──────── Provided material ────────

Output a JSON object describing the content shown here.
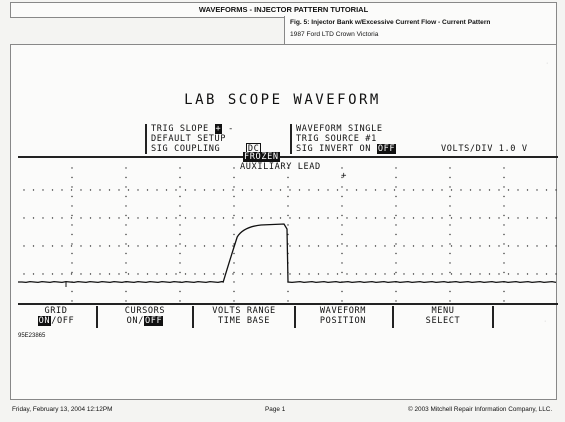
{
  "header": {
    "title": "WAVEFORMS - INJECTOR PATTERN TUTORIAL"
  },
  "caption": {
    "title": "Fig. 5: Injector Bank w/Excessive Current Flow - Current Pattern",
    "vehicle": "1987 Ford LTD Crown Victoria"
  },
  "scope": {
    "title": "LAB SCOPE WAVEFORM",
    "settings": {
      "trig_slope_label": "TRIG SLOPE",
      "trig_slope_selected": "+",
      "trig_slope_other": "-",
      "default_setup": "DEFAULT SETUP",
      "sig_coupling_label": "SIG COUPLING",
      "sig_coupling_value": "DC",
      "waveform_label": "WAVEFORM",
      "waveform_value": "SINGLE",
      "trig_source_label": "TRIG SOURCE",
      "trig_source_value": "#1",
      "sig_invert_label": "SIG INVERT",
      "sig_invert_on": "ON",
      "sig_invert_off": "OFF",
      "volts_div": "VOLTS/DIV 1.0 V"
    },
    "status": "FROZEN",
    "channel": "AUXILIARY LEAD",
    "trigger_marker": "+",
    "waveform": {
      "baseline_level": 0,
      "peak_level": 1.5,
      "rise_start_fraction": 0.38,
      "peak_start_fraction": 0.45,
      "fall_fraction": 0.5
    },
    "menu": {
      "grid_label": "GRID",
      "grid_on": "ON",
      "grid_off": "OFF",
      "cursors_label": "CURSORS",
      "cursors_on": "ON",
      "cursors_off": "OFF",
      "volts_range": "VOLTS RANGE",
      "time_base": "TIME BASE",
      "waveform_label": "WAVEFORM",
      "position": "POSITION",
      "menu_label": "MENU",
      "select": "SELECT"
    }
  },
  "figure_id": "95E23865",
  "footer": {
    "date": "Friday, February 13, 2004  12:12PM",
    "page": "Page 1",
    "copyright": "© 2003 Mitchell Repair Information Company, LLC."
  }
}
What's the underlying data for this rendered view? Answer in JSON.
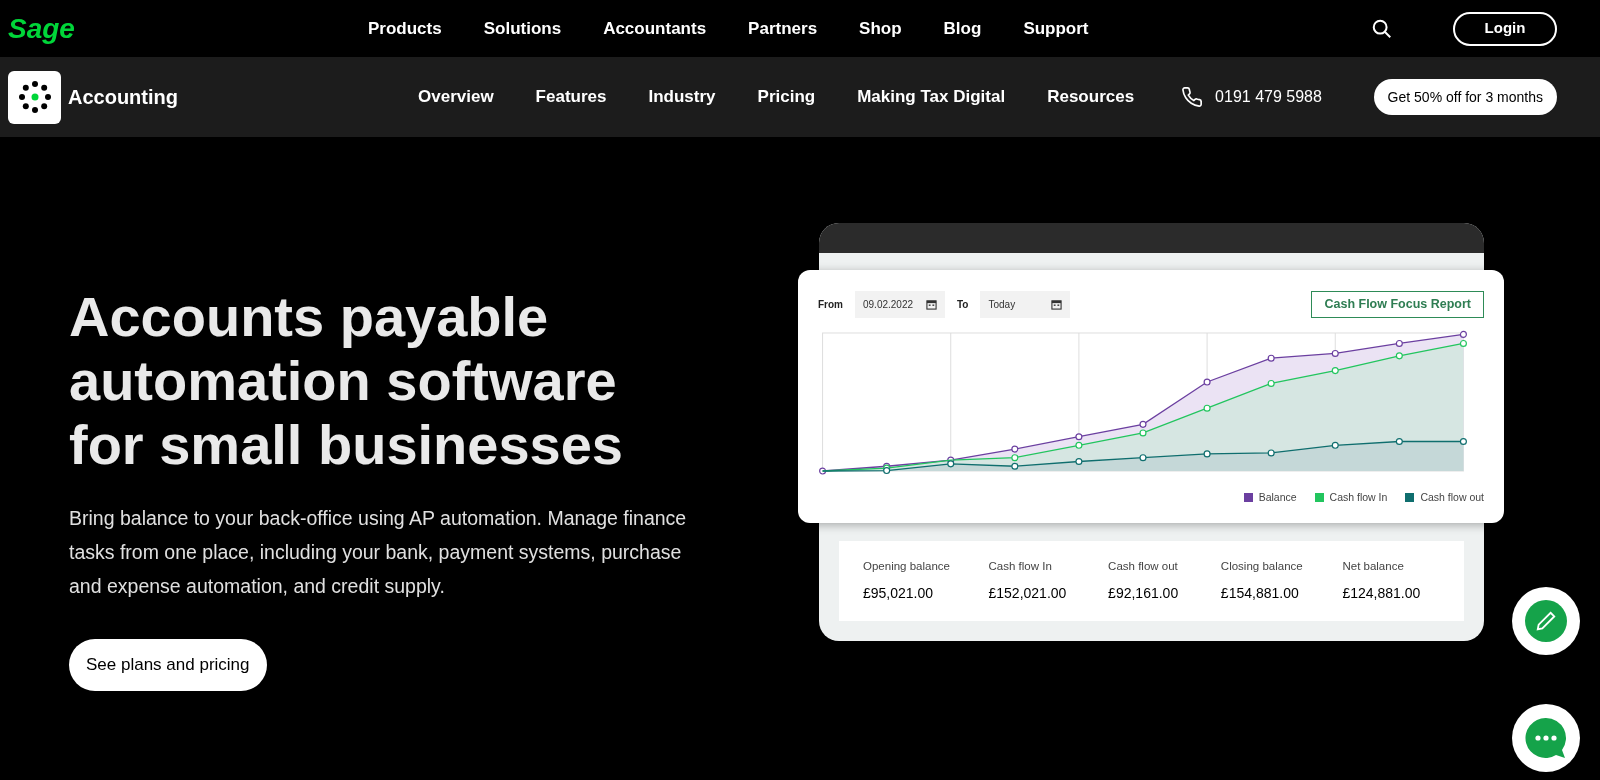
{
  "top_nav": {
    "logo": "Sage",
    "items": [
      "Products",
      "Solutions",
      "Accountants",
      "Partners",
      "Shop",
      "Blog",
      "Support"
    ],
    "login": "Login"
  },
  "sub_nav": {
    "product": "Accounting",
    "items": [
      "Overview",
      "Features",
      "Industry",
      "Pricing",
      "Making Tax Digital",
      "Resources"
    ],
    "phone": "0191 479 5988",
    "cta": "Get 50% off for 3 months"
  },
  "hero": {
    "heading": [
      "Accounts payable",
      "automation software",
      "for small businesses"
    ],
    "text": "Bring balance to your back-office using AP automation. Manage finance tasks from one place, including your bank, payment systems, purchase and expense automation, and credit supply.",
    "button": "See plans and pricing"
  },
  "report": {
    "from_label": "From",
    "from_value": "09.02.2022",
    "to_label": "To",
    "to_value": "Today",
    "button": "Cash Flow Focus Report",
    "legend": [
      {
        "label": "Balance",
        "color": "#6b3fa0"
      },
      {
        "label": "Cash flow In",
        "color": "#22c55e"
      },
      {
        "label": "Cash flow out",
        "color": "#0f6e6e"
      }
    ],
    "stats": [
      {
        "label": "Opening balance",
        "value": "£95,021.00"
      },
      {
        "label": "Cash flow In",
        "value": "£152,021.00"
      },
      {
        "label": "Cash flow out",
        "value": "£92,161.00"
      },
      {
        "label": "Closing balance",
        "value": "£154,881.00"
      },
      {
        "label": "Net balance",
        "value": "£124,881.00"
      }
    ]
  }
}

────────
──────── Provided material ────────

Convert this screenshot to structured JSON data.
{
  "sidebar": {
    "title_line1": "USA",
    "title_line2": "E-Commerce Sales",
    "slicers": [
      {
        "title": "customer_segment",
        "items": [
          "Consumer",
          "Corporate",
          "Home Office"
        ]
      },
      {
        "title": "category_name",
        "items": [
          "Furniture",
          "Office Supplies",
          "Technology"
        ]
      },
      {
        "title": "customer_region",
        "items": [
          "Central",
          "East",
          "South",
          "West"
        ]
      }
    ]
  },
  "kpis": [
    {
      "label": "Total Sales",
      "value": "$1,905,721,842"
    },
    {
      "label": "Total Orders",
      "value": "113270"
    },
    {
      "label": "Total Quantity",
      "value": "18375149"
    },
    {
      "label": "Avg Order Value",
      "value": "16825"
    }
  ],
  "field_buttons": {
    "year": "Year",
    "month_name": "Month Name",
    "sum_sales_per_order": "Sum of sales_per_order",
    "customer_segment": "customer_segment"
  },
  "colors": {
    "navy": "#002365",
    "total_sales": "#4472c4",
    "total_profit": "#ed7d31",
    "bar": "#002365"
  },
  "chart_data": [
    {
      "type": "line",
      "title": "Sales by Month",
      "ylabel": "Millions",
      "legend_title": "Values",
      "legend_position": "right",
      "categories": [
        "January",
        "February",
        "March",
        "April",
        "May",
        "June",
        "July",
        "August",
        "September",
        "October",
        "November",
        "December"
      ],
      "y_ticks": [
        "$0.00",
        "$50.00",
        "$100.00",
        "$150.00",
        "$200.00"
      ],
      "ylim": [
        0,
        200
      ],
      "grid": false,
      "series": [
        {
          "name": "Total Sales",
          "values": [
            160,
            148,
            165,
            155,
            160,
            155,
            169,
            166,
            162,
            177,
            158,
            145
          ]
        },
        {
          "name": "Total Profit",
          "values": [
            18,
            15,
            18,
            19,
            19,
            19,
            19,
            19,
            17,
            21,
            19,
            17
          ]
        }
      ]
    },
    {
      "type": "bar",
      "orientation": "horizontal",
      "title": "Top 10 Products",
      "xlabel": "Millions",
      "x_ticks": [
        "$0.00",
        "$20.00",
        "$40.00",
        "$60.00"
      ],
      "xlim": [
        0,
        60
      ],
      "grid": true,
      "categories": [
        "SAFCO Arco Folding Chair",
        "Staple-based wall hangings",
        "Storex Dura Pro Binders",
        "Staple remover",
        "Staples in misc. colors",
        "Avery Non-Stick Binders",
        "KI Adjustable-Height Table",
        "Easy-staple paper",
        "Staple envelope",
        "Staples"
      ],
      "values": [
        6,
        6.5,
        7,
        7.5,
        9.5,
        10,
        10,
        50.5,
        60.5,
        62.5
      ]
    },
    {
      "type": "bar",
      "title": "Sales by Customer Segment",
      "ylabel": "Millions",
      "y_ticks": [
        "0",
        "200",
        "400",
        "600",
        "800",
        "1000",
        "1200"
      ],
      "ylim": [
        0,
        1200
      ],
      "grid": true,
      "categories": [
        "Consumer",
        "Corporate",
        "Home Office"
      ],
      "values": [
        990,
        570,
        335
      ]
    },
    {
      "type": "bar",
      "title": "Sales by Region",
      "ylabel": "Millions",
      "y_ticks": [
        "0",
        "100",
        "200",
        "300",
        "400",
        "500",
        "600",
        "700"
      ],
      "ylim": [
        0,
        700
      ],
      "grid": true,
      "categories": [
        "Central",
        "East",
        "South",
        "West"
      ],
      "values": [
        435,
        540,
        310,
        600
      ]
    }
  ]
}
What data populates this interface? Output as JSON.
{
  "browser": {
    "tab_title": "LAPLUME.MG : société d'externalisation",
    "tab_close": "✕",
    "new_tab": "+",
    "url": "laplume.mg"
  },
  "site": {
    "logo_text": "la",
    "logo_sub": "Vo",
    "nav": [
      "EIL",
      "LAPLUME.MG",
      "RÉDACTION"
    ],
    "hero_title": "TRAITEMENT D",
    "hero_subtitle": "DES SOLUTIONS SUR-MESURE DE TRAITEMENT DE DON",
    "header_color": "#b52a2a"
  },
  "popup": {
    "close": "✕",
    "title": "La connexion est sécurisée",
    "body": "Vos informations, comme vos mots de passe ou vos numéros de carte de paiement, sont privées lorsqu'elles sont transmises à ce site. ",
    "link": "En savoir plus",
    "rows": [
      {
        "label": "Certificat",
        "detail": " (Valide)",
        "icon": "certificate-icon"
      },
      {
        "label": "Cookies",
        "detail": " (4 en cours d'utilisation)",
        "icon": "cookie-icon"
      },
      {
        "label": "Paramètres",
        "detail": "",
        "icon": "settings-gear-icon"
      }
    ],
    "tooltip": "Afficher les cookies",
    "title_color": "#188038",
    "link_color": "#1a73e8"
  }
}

────────
──────── Provided material ────────

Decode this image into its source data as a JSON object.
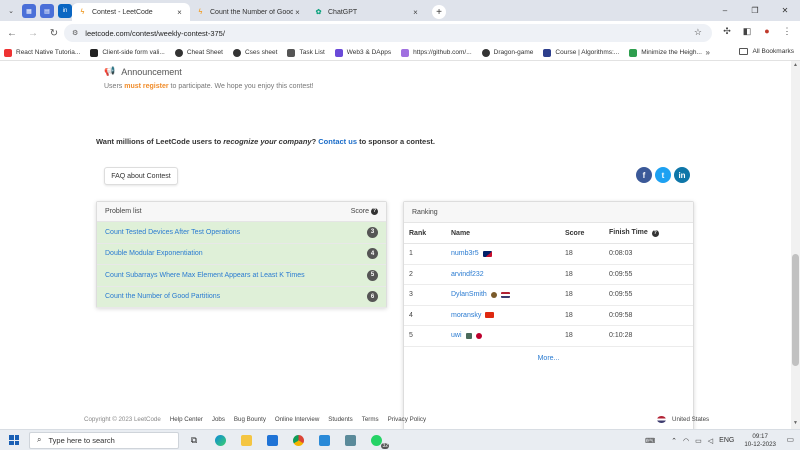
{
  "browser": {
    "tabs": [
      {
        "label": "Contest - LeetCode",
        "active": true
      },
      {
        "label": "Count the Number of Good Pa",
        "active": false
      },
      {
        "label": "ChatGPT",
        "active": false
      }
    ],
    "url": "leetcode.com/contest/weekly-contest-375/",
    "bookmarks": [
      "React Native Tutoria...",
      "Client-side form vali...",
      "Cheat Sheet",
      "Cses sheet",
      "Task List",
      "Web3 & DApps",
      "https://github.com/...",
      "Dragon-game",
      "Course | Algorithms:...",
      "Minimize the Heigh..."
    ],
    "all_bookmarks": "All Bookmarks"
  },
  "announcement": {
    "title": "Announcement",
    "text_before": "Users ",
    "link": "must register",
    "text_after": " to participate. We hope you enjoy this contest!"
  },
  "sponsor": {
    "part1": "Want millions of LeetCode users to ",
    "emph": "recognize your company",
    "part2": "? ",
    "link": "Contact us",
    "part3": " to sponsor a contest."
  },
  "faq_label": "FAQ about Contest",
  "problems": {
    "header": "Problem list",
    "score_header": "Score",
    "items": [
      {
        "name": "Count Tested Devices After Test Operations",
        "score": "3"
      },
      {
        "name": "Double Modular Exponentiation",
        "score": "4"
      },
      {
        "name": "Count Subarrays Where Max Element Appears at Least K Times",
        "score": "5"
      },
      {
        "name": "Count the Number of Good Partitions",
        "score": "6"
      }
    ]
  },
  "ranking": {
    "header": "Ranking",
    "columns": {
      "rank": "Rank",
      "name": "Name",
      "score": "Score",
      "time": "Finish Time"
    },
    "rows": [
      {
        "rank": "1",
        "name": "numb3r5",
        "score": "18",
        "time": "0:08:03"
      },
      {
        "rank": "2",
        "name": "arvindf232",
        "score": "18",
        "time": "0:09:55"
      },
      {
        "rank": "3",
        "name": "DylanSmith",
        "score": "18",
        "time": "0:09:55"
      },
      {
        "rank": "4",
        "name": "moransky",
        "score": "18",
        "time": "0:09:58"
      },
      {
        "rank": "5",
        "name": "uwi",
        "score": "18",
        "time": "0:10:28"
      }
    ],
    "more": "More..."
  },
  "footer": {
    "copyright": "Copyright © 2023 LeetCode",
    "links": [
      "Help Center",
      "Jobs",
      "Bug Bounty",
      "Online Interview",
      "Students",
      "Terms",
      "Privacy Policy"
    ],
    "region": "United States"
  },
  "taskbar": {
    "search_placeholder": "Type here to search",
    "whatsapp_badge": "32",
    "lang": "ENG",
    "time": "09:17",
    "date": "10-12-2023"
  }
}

────────

To do >> Each line above that includes "date" should be shown.

Task answer >>
    "date": "Friday, February 13, 2004  12:12PM",
    "date": "10-12-2023"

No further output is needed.